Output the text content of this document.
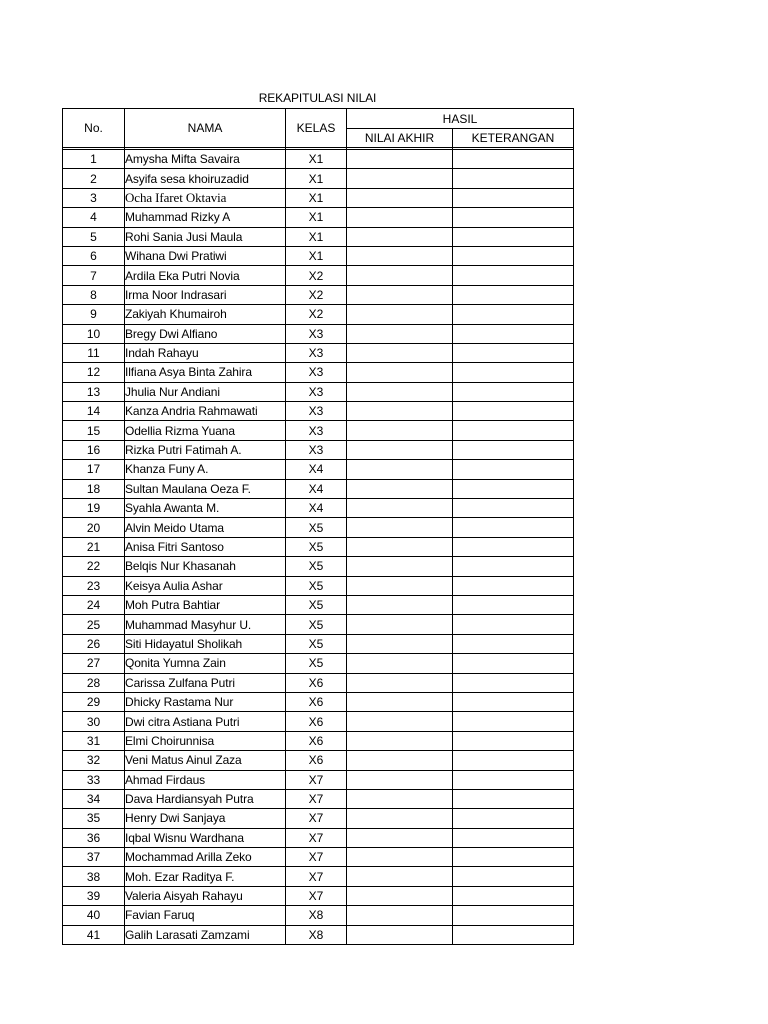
REKAPITULASI NILAI
No.	NAMA	KELAS	HASIL	
			NILAI AKHIR	KETERANGAN

1	Amysha Mifta Savaira	X1		
2	Asyifa sesa khoiruzadid	X1		
3	Ocha Ifaret Oktavia	X1		
4	Muhammad Rizky A	X1		
5	Rohi Sania Jusi Maula	X1		
6	Wihana Dwi Pratiwi	X1		
7	Ardila Eka Putri Novia	X2		
8	Irma Noor Indrasari	X2		
9	Zakiyah Khumairoh	X2		
10	Bregy Dwi Alfiano	X3		
11	Indah Rahayu	X3		
12	Ilfiana Asya Binta Zahira	X3		
13	Jhulia Nur Andiani	X3		
14	Kanza Andria Rahmawati	X3		
15	Odellia Rizma Yuana	X3		
16	Rizka Putri Fatimah A.	X3		
17	Khanza Funy A.	X4		
18	Sultan Maulana Oeza F.	X4		
19	Syahla Awanta M.	X4		
20	Alvin Meido Utama	X5		
21	Anisa Fitri Santoso	X5		
22	Belqis Nur Khasanah	X5		
23	Keisya Aulia Ashar	X5		
24	Moh Putra Bahtiar	X5		
25	Muhammad Masyhur U.	X5		
26	Siti Hidayatul Sholikah	X5		
27	Qonita Yumna Zain	X5		
28	Carissa Zulfana Putri	X6		
29	Dhicky Rastama Nur	X6		
30	Dwi citra Astiana Putri	X6		
31	Elmi Choirunnisa	X6		
32	Veni Matus Ainul Zaza	X6		
33	Ahmad Firdaus	X7		
34	Dava Hardiansyah Putra	X7		
35	Henry Dwi Sanjaya	X7		
36	Iqbal Wisnu Wardhana	X7		
37	Mochammad Arilla Zeko	X7		
38	Moh. Ezar Raditya F.	X7		
39	Valeria Aisyah Rahayu	X7		
40	Favian Faruq	X8		
41	Galih Larasati Zamzami	X8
━━━━━━━━
• _Do this_: Leave the images out, please, and restate each line word for word.

• _Response to this task_:
Output the text content of this document.
REKAPITULASI NILAI
No.	NAMA	KELAS	HASIL	
			NILAI AKHIR	KETERANGAN

1	Amysha Mifta Savaira	X1		
2	Asyifa sesa khoiruzadid	X1		
3	Ocha Ifaret Oktavia	X1		
4	Muhammad Rizky A	X1		
5	Rohi Sania Jusi Maula	X1		
6	Wihana Dwi Pratiwi	X1		
7	Ardila Eka Putri Novia	X2		
8	Irma Noor Indrasari	X2		
9	Zakiyah Khumairoh	X2		
10	Bregy Dwi Alfiano	X3		
11	Indah Rahayu	X3		
12	Ilfiana Asya Binta Zahira	X3		
13	Jhulia Nur Andiani	X3		
14	Kanza Andria Rahmawati	X3		
15	Odellia Rizma Yuana	X3		
16	Rizka Putri Fatimah A.	X3		
17	Khanza Funy A.	X4		
18	Sultan Maulana Oeza F.	X4		
19	Syahla Awanta M.	X4		
20	Alvin Meido Utama	X5		
21	Anisa Fitri Santoso	X5		
22	Belqis Nur Khasanah	X5		
23	Keisya Aulia Ashar	X5		
24	Moh Putra Bahtiar	X5		
25	Muhammad Masyhur U.	X5		
26	Siti Hidayatul Sholikah	X5		
27	Qonita Yumna Zain	X5		
28	Carissa Zulfana Putri	X6		
29	Dhicky Rastama Nur	X6		
30	Dwi citra Astiana Putri	X6		
31	Elmi Choirunnisa	X6		
32	Veni Matus Ainul Zaza	X6		
33	Ahmad Firdaus	X7		
34	Dava Hardiansyah Putra	X7		
35	Henry Dwi Sanjaya	X7		
36	Iqbal Wisnu Wardhana	X7		
37	Mochammad Arilla Zeko	X7		
38	Moh. Ezar Raditya F.	X7		
39	Valeria Aisyah Rahayu	X7		
40	Favian Faruq	X8		
41	Galih Larasati Zamzami	X8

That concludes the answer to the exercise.